## Data entries
--- Start ---
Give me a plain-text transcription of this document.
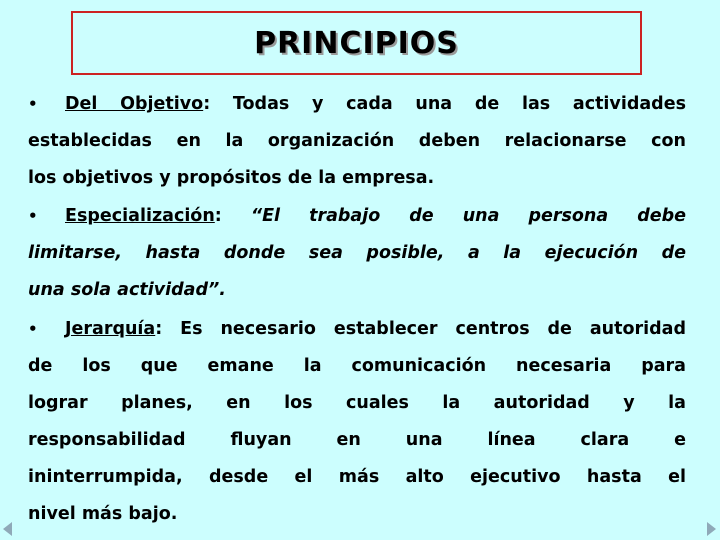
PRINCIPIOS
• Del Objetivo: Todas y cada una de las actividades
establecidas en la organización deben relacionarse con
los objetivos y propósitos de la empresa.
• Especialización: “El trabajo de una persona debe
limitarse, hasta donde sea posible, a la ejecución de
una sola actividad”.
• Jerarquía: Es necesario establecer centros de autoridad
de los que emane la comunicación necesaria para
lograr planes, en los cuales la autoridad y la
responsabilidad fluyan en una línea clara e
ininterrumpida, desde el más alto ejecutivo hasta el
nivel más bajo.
--- End ---
## TASK INSTRUCTIONS
Copy the material above exactly and drop the pictures.

## THE RESULT
Give me a plain-text transcription of this document.
PRINCIPIOS
• Del Objetivo: Todas y cada una de las actividades
establecidas en la organización deben relacionarse con
los objetivos y propósitos de la empresa.
• Especialización: “El trabajo de una persona debe
limitarse, hasta donde sea posible, a la ejecución de
una sola actividad”.
• Jerarquía: Es necesario establecer centros de autoridad
de los que emane la comunicación necesaria para
lograr planes, en los cuales la autoridad y la
responsabilidad fluyan en una línea clara e
ininterrumpida, desde el más alto ejecutivo hasta el
nivel más bajo.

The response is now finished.